WHAT YOU NEED TO DO: Repeat each line word for word.

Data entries
# # # # # # #

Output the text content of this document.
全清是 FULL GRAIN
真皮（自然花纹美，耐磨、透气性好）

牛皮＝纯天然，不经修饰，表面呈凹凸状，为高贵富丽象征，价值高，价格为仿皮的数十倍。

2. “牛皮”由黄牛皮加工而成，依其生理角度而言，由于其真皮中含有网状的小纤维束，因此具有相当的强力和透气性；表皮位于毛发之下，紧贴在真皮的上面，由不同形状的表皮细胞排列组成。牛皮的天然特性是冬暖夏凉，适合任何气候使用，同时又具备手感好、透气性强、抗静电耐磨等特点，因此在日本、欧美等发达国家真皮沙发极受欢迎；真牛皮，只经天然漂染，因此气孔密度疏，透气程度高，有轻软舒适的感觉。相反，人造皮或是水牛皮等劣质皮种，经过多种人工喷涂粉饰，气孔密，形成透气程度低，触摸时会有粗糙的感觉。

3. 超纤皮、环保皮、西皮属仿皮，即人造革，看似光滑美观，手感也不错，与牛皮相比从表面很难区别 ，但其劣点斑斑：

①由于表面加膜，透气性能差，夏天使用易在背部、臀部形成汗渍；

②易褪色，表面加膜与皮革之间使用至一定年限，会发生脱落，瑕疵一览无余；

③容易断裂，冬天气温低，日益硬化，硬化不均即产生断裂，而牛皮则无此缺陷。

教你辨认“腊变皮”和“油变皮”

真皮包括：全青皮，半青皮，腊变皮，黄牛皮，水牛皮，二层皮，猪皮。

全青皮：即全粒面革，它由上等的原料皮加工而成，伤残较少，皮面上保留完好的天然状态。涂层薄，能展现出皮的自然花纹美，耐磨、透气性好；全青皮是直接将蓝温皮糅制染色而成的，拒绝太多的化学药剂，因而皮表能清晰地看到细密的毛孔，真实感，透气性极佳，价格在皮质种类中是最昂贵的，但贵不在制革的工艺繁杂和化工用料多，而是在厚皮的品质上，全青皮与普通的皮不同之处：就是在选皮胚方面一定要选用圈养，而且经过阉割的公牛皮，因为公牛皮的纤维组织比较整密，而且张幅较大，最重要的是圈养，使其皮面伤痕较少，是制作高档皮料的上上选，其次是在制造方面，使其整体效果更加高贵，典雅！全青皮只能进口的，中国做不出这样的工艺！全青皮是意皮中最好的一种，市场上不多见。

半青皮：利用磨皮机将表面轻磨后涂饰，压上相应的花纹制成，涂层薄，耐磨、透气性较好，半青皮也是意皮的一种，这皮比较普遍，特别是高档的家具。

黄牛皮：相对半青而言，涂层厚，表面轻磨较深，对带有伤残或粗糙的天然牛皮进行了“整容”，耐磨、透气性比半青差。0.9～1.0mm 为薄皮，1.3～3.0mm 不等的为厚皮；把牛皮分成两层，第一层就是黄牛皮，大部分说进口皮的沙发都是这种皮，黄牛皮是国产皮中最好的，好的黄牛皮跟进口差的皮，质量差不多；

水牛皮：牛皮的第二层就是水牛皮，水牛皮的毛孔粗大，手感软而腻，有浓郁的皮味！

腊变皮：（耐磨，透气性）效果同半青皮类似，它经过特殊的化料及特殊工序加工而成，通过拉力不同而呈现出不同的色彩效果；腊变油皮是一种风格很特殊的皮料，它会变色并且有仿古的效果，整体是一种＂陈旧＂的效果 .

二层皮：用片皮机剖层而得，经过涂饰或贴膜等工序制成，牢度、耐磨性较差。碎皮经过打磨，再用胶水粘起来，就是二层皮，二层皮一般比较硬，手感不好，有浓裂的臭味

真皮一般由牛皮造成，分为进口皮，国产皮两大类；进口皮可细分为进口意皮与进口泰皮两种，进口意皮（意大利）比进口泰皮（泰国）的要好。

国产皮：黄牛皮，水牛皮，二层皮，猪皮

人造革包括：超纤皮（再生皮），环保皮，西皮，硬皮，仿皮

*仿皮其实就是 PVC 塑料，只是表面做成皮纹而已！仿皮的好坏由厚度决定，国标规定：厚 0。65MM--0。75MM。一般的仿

# # # # # # #

OUTPUT FOR THIS EXERCISE:
Output the text content of this document.
全清是 FULL GRAIN
真皮（自然花纹美，耐磨、透气性好）

牛皮＝纯天然，不经修饰，表面呈凹凸状，为高贵富丽象征，价值高，价格为仿皮的数十倍。

2. “牛皮”由黄牛皮加工而成，依其生理角度而言，由于其真皮中含有网状的小纤维束，因此具有相当的强力和透气性；表皮位于毛发之下，紧贴在真皮的上面，由不同形状的表皮细胞排列组成。牛皮的天然特性是冬暖夏凉，适合任何气候使用，同时又具备手感好、透气性强、抗静电耐磨等特点，因此在日本、欧美等发达国家真皮沙发极受欢迎；真牛皮，只经天然漂染，因此气孔密度疏，透气程度高，有轻软舒适的感觉。相反，人造皮或是水牛皮等劣质皮种，经过多种人工喷涂粉饰，气孔密，形成透气程度低，触摸时会有粗糙的感觉。

3. 超纤皮、环保皮、西皮属仿皮，即人造革，看似光滑美观，手感也不错，与牛皮相比从表面很难区别 ，但其劣点斑斑：

①由于表面加膜，透气性能差，夏天使用易在背部、臀部形成汗渍；

②易褪色，表面加膜与皮革之间使用至一定年限，会发生脱落，瑕疵一览无余；

③容易断裂，冬天气温低，日益硬化，硬化不均即产生断裂，而牛皮则无此缺陷。

教你辨认“腊变皮”和“油变皮”

真皮包括：全青皮，半青皮，腊变皮，黄牛皮，水牛皮，二层皮，猪皮。

全青皮：即全粒面革，它由上等的原料皮加工而成，伤残较少，皮面上保留完好的天然状态。涂层薄，能展现出皮的自然花纹美，耐磨、透气性好；全青皮是直接将蓝温皮糅制染色而成的，拒绝太多的化学药剂，因而皮表能清晰地看到细密的毛孔，真实感，透气性极佳，价格在皮质种类中是最昂贵的，但贵不在制革的工艺繁杂和化工用料多，而是在厚皮的品质上，全青皮与普通的皮不同之处：就是在选皮胚方面一定要选用圈养，而且经过阉割的公牛皮，因为公牛皮的纤维组织比较整密，而且张幅较大，最重要的是圈养，使其皮面伤痕较少，是制作高档皮料的上上选，其次是在制造方面，使其整体效果更加高贵，典雅！全青皮只能进口的，中国做不出这样的工艺！全青皮是意皮中最好的一种，市场上不多见。

半青皮：利用磨皮机将表面轻磨后涂饰，压上相应的花纹制成，涂层薄，耐磨、透气性较好，半青皮也是意皮的一种，这皮比较普遍，特别是高档的家具。

黄牛皮：相对半青而言，涂层厚，表面轻磨较深，对带有伤残或粗糙的天然牛皮进行了“整容”，耐磨、透气性比半青差。0.9～1.0mm 为薄皮，1.3～3.0mm 不等的为厚皮；把牛皮分成两层，第一层就是黄牛皮，大部分说进口皮的沙发都是这种皮，黄牛皮是国产皮中最好的，好的黄牛皮跟进口差的皮，质量差不多；

水牛皮：牛皮的第二层就是水牛皮，水牛皮的毛孔粗大，手感软而腻，有浓郁的皮味！

腊变皮：（耐磨，透气性）效果同半青皮类似，它经过特殊的化料及特殊工序加工而成，通过拉力不同而呈现出不同的色彩效果；腊变油皮是一种风格很特殊的皮料，它会变色并且有仿古的效果，整体是一种＂陈旧＂的效果 .

二层皮：用片皮机剖层而得，经过涂饰或贴膜等工序制成，牢度、耐磨性较差。碎皮经过打磨，再用胶水粘起来，就是二层皮，二层皮一般比较硬，手感不好，有浓裂的臭味

真皮一般由牛皮造成，分为进口皮，国产皮两大类；进口皮可细分为进口意皮与进口泰皮两种，进口意皮（意大利）比进口泰皮（泰国）的要好。

国产皮：黄牛皮，水牛皮，二层皮，猪皮

人造革包括：超纤皮（再生皮），环保皮，西皮，硬皮，仿皮

*仿皮其实就是 PVC 塑料，只是表面做成皮纹而已！仿皮的好坏由厚度决定，国标规定：厚 0。65MM--0。75MM。一般的仿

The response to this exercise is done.